*DATA FOR THE TASK*.
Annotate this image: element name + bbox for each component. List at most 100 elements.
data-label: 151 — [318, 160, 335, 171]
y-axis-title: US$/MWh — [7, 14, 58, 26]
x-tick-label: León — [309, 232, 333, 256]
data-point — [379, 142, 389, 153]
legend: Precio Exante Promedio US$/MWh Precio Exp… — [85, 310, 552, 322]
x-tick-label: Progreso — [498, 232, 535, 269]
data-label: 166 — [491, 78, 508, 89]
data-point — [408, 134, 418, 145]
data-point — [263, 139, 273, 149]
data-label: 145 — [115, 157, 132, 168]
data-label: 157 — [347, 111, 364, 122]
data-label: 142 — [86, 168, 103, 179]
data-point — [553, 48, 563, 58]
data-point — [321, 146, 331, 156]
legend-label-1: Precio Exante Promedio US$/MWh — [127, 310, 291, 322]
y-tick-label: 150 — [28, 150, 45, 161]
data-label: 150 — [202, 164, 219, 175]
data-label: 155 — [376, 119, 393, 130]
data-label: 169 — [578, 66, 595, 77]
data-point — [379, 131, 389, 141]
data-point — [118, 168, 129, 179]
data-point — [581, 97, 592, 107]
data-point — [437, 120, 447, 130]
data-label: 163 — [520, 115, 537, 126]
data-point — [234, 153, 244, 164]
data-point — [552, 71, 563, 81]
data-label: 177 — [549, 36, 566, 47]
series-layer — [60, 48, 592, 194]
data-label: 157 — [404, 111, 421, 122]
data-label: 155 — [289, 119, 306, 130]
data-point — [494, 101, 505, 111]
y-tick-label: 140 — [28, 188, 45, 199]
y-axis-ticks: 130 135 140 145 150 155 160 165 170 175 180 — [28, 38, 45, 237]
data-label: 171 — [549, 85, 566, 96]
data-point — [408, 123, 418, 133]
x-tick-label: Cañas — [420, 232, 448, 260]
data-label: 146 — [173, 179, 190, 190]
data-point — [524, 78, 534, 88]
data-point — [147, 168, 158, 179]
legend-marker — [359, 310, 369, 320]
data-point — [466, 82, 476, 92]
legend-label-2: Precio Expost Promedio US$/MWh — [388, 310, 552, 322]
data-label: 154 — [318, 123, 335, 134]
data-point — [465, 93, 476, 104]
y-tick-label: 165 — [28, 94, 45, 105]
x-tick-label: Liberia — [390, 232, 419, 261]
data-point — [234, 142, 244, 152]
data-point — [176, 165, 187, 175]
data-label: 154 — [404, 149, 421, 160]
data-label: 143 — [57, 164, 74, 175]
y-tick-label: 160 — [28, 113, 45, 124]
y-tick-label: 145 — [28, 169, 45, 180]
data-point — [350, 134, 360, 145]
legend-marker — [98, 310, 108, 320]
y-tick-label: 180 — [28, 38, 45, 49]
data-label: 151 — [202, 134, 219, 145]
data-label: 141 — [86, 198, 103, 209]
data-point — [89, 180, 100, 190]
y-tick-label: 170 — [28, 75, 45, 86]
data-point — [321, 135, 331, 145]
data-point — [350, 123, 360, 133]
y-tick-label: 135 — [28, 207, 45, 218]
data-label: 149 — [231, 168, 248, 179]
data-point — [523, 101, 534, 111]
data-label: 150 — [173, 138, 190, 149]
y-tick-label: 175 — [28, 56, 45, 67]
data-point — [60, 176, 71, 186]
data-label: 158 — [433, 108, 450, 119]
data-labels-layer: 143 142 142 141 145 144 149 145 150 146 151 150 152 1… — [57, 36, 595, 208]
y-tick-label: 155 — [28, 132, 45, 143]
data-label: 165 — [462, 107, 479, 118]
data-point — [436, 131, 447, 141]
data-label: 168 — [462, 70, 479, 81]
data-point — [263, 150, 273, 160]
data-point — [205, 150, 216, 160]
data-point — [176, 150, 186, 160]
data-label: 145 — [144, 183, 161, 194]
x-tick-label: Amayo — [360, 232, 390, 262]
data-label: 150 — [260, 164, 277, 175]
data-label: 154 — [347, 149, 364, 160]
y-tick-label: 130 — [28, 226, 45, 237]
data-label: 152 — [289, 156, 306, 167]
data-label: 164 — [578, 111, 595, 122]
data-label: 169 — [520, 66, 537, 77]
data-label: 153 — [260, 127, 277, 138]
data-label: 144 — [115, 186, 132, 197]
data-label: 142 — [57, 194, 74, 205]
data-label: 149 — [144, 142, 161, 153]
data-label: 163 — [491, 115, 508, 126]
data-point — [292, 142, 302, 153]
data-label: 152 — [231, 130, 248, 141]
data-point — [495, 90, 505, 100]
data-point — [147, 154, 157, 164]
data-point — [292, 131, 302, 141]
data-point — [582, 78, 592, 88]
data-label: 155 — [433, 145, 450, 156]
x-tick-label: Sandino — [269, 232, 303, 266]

*SET EXERCISE*. Please output every one of the items above again, line for line, with no changes.

*WRITTEN ANSWER*.
Annotate this image: element name + bbox for each component. List at most 100 elements.
data-label: 151 — [318, 160, 335, 171]
y-axis-title: US$/MWh — [7, 14, 58, 26]
x-tick-label: León — [309, 232, 333, 256]
data-point — [379, 142, 389, 153]
legend: Precio Exante Promedio US$/MWh Precio Exp… — [85, 310, 552, 322]
x-tick-label: Progreso — [498, 232, 535, 269]
data-label: 166 — [491, 78, 508, 89]
data-point — [408, 134, 418, 145]
data-point — [263, 139, 273, 149]
data-label: 145 — [115, 157, 132, 168]
data-label: 157 — [347, 111, 364, 122]
data-label: 142 — [86, 168, 103, 179]
data-point — [553, 48, 563, 58]
data-point — [321, 146, 331, 156]
legend-label-1: Precio Exante Promedio US$/MWh — [127, 310, 291, 322]
y-tick-label: 150 — [28, 150, 45, 161]
data-label: 150 — [202, 164, 219, 175]
data-label: 155 — [376, 119, 393, 130]
data-label: 169 — [578, 66, 595, 77]
data-point — [379, 131, 389, 141]
data-point — [118, 168, 129, 179]
data-point — [581, 97, 592, 107]
data-point — [437, 120, 447, 130]
data-label: 163 — [520, 115, 537, 126]
data-point — [234, 153, 244, 164]
data-point — [552, 71, 563, 81]
data-label: 177 — [549, 36, 566, 47]
series-layer — [60, 48, 592, 194]
data-label: 157 — [404, 111, 421, 122]
data-label: 155 — [289, 119, 306, 130]
data-point — [494, 101, 505, 111]
y-tick-label: 140 — [28, 188, 45, 199]
y-axis-ticks: 130 135 140 145 150 155 160 165 170 175 180 — [28, 38, 45, 237]
data-label: 171 — [549, 85, 566, 96]
data-point — [408, 123, 418, 133]
x-tick-label: Cañas — [420, 232, 448, 260]
data-label: 146 — [173, 179, 190, 190]
data-point — [524, 78, 534, 88]
data-point — [147, 168, 158, 179]
legend-marker — [359, 310, 369, 320]
data-point — [466, 82, 476, 92]
legend-label-2: Precio Expost Promedio US$/MWh — [388, 310, 552, 322]
data-label: 154 — [318, 123, 335, 134]
data-point — [465, 93, 476, 104]
y-tick-label: 165 — [28, 94, 45, 105]
x-tick-label: Liberia — [390, 232, 419, 261]
data-point — [234, 142, 244, 152]
data-point — [176, 165, 187, 175]
data-label: 154 — [404, 149, 421, 160]
data-label: 143 — [57, 164, 74, 175]
y-tick-label: 160 — [28, 113, 45, 124]
y-tick-label: 145 — [28, 169, 45, 180]
data-point — [350, 134, 360, 145]
legend-marker — [98, 310, 108, 320]
y-tick-label: 180 — [28, 38, 45, 49]
data-label: 151 — [202, 134, 219, 145]
data-label: 141 — [86, 198, 103, 209]
data-point — [89, 180, 100, 190]
y-tick-label: 170 — [28, 75, 45, 86]
data-point — [321, 135, 331, 145]
data-point — [350, 123, 360, 133]
y-tick-label: 135 — [28, 207, 45, 218]
data-label: 149 — [231, 168, 248, 179]
data-point — [523, 101, 534, 111]
data-label: 150 — [173, 138, 190, 149]
y-tick-label: 175 — [28, 56, 45, 67]
data-point — [60, 176, 71, 186]
data-label: 158 — [433, 108, 450, 119]
data-labels-layer: 143 142 142 141 145 144 149 145 150 146 151 150 152 1… — [57, 36, 595, 208]
y-tick-label: 155 — [28, 132, 45, 143]
data-label: 165 — [462, 107, 479, 118]
data-point — [436, 131, 447, 141]
data-label: 168 — [462, 70, 479, 81]
data-point — [263, 150, 273, 160]
data-point — [205, 150, 216, 160]
data-point — [176, 150, 186, 160]
data-label: 145 — [144, 183, 161, 194]
x-tick-label: Amayo — [360, 232, 390, 262]
data-label: 150 — [260, 164, 277, 175]
data-label: 154 — [347, 149, 364, 160]
y-tick-label: 130 — [28, 226, 45, 237]
data-label: 152 — [289, 156, 306, 167]
data-label: 164 — [578, 111, 595, 122]
data-label: 169 — [520, 66, 537, 77]
data-label: 153 — [260, 127, 277, 138]
data-label: 144 — [115, 186, 132, 197]
data-label: 142 — [57, 194, 74, 205]
data-label: 149 — [144, 142, 161, 153]
data-label: 163 — [491, 115, 508, 126]
data-point — [292, 142, 302, 153]
data-label: 152 — [231, 130, 248, 141]
data-point — [495, 90, 505, 100]
data-point — [147, 154, 157, 164]
data-point — [292, 131, 302, 141]
data-point — [582, 78, 592, 88]
data-label: 155 — [433, 145, 450, 156]
x-tick-label: Sandino — [269, 232, 303, 266]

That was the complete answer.